[START Supplied information]
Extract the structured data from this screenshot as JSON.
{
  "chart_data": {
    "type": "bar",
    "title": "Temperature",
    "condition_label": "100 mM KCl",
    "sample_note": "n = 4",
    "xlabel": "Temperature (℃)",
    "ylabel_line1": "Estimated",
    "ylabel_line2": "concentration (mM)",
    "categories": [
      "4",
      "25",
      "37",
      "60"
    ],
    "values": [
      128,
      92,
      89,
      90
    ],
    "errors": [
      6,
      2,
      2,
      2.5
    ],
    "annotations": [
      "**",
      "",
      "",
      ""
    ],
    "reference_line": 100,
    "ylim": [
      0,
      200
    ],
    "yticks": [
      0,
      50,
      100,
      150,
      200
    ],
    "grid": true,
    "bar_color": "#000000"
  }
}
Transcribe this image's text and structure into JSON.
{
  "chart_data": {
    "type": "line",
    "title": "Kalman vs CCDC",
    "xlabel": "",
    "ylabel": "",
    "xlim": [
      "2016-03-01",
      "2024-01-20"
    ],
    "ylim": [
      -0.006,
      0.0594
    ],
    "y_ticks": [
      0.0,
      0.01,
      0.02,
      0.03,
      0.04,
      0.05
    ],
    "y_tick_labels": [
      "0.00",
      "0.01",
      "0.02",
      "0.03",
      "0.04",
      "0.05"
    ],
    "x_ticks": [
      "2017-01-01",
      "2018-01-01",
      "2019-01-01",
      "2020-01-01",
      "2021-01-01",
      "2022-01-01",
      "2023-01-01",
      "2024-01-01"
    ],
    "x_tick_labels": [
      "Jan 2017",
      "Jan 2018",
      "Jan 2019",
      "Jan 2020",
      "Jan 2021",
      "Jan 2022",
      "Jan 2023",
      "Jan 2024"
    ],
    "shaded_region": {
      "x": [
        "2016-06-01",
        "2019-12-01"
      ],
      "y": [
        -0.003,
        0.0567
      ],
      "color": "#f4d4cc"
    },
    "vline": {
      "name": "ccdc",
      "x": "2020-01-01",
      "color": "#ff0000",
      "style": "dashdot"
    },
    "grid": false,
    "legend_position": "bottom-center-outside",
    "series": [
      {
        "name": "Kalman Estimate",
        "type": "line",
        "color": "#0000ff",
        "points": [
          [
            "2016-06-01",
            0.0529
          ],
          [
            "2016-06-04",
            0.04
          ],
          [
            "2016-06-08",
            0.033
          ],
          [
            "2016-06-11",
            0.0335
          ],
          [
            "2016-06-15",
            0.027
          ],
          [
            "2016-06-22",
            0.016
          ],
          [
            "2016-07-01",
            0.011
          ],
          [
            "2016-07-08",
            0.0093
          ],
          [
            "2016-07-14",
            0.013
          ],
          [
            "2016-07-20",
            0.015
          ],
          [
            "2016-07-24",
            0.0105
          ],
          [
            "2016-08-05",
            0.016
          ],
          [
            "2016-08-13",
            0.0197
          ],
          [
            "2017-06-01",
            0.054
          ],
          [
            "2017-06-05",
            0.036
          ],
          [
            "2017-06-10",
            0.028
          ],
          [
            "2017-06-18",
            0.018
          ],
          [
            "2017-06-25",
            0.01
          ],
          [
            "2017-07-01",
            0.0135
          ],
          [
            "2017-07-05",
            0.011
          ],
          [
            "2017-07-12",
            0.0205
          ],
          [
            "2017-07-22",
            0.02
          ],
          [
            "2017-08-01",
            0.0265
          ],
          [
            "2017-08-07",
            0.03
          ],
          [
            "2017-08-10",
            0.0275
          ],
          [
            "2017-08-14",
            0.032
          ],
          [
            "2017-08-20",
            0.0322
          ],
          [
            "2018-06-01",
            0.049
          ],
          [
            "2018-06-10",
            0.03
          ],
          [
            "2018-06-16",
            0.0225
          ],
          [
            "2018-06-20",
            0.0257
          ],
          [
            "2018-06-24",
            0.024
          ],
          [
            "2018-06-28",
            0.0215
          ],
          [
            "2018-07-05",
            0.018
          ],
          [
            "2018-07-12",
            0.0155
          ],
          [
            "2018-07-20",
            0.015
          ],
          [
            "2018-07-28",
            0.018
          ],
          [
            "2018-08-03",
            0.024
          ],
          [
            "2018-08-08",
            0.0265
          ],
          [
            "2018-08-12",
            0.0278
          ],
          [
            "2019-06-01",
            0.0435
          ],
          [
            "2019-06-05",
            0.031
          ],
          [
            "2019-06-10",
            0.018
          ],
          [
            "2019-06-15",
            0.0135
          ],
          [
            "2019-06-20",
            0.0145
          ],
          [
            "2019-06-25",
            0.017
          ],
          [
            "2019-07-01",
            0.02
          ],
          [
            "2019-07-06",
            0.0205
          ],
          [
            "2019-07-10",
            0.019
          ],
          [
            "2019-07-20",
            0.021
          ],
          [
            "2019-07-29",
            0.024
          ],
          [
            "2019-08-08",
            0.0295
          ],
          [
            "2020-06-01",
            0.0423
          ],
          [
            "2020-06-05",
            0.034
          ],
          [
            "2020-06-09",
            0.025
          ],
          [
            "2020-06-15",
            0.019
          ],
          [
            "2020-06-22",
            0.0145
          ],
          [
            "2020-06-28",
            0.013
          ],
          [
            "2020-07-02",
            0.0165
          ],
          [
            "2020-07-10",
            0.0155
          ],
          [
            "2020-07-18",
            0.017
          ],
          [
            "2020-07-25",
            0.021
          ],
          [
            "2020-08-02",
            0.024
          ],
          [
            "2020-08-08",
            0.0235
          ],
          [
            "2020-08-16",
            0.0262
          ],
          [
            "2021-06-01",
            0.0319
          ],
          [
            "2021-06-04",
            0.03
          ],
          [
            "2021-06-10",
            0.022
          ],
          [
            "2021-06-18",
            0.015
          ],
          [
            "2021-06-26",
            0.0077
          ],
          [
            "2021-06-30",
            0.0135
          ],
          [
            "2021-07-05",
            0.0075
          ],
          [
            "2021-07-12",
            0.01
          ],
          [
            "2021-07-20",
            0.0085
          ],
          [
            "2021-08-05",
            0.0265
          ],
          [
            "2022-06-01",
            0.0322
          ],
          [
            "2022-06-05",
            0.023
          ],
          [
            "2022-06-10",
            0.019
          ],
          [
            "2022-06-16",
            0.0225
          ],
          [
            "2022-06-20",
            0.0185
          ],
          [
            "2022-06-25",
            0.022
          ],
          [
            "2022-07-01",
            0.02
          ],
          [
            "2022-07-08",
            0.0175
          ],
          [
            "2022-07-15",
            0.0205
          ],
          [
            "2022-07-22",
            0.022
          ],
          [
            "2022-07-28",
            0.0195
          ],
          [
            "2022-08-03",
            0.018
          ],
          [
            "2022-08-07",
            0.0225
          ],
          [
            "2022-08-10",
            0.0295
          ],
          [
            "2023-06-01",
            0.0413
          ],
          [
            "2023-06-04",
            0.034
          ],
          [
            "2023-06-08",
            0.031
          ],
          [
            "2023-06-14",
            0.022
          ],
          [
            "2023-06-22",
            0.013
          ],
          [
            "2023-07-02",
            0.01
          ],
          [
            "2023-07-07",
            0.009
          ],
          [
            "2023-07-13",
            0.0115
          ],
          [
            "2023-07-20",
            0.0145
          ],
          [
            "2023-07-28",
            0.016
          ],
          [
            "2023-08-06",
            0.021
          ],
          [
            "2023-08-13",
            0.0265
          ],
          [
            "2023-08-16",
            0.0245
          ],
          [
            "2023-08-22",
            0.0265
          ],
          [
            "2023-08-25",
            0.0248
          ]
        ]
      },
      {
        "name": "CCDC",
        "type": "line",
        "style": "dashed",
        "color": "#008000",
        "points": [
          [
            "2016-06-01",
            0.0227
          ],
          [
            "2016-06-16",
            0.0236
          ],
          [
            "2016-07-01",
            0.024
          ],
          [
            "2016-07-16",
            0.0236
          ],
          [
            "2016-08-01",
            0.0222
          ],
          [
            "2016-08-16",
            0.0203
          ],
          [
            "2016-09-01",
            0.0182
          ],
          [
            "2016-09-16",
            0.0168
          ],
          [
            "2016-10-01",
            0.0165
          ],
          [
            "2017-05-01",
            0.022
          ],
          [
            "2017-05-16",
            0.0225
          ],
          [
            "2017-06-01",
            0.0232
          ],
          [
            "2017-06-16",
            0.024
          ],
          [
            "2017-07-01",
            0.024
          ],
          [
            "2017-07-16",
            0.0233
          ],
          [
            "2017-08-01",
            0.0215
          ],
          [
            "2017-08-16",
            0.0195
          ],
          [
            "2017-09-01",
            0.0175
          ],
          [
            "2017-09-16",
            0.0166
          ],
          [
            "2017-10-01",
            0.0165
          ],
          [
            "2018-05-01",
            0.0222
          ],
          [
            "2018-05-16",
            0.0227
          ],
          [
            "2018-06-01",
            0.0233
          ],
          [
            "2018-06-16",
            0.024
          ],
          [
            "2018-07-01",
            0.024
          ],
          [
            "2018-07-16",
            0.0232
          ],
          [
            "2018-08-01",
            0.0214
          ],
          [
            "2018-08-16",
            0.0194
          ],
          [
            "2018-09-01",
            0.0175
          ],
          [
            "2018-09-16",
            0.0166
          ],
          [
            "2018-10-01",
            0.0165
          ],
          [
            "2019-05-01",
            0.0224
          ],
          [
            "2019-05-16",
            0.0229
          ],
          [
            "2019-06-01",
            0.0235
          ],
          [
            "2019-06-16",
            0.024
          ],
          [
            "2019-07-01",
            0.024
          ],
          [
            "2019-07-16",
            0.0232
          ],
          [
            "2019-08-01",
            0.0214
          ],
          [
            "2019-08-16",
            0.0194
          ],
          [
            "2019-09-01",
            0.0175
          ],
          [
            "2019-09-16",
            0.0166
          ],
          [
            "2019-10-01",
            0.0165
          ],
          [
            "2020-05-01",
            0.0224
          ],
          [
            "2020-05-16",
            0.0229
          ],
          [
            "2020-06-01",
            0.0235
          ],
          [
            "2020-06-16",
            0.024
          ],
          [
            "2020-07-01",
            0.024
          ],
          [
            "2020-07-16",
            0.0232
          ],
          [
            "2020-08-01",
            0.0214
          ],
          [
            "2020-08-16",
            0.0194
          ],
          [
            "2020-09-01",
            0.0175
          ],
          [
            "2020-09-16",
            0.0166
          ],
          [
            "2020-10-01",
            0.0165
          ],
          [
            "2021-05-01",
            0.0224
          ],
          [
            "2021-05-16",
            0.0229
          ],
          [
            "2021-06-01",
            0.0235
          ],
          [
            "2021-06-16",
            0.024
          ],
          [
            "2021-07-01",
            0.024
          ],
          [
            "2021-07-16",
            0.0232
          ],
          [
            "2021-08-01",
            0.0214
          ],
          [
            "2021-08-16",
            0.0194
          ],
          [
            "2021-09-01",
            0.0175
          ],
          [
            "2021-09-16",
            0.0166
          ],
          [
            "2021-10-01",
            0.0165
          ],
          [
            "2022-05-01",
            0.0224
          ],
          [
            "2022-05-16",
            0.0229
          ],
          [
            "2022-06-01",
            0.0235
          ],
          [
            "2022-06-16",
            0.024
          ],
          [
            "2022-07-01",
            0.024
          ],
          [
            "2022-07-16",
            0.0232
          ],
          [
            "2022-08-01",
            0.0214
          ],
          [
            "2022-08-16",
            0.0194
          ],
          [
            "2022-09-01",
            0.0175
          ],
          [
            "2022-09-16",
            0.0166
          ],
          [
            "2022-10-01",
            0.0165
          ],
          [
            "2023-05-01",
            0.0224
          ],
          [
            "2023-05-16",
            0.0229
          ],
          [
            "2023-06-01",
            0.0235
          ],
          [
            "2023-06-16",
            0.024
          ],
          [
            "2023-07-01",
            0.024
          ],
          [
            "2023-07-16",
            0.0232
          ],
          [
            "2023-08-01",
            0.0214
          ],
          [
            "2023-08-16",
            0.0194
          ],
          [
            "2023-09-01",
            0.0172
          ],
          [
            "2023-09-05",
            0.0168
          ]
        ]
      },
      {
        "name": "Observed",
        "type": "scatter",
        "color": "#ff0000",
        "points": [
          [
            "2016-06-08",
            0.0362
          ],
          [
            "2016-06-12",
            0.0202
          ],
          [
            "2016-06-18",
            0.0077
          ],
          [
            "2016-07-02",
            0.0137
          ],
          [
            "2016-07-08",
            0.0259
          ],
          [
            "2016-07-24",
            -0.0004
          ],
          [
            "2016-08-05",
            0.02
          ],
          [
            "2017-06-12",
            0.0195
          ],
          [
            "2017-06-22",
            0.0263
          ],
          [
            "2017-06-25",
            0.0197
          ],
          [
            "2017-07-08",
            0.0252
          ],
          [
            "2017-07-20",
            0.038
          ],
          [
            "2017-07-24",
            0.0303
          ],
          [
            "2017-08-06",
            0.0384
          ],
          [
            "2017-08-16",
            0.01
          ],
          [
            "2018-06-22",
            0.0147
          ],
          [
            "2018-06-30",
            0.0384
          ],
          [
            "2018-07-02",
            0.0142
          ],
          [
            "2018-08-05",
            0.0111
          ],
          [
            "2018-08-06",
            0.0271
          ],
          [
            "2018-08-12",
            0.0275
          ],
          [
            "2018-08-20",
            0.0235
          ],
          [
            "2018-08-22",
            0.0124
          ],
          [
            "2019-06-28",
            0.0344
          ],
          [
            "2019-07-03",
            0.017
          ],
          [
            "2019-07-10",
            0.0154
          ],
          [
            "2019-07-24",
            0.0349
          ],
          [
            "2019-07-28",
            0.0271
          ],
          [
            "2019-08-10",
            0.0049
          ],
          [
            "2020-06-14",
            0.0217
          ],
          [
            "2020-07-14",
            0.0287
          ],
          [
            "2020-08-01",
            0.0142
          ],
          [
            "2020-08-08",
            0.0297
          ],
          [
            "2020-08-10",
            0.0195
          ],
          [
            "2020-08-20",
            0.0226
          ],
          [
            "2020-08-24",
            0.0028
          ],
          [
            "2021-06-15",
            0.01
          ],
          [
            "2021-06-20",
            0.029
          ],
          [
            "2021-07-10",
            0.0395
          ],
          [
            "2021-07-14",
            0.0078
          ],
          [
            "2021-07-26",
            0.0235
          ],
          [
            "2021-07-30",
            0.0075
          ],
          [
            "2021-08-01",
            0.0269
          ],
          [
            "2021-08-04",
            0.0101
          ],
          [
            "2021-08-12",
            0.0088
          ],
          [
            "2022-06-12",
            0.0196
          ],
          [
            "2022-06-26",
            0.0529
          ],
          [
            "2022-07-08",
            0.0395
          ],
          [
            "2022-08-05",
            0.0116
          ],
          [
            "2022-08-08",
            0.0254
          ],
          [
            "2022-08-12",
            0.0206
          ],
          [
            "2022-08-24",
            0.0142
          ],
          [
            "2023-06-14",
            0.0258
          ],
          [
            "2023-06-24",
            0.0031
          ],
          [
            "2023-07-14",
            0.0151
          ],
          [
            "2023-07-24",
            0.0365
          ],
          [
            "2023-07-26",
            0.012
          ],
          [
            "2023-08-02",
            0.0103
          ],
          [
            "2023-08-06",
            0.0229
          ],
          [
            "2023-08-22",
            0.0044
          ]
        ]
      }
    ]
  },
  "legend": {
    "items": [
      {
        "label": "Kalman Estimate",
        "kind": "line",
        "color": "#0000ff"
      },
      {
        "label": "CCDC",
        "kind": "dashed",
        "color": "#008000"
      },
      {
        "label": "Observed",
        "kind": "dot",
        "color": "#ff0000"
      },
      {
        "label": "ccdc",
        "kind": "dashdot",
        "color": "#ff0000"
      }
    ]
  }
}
[END Supplied information]
Go through the records above and copy every line with the word "this".

Extract the structured data from this screenshot as JSON.
Transcribe this image's text and structure into JSON.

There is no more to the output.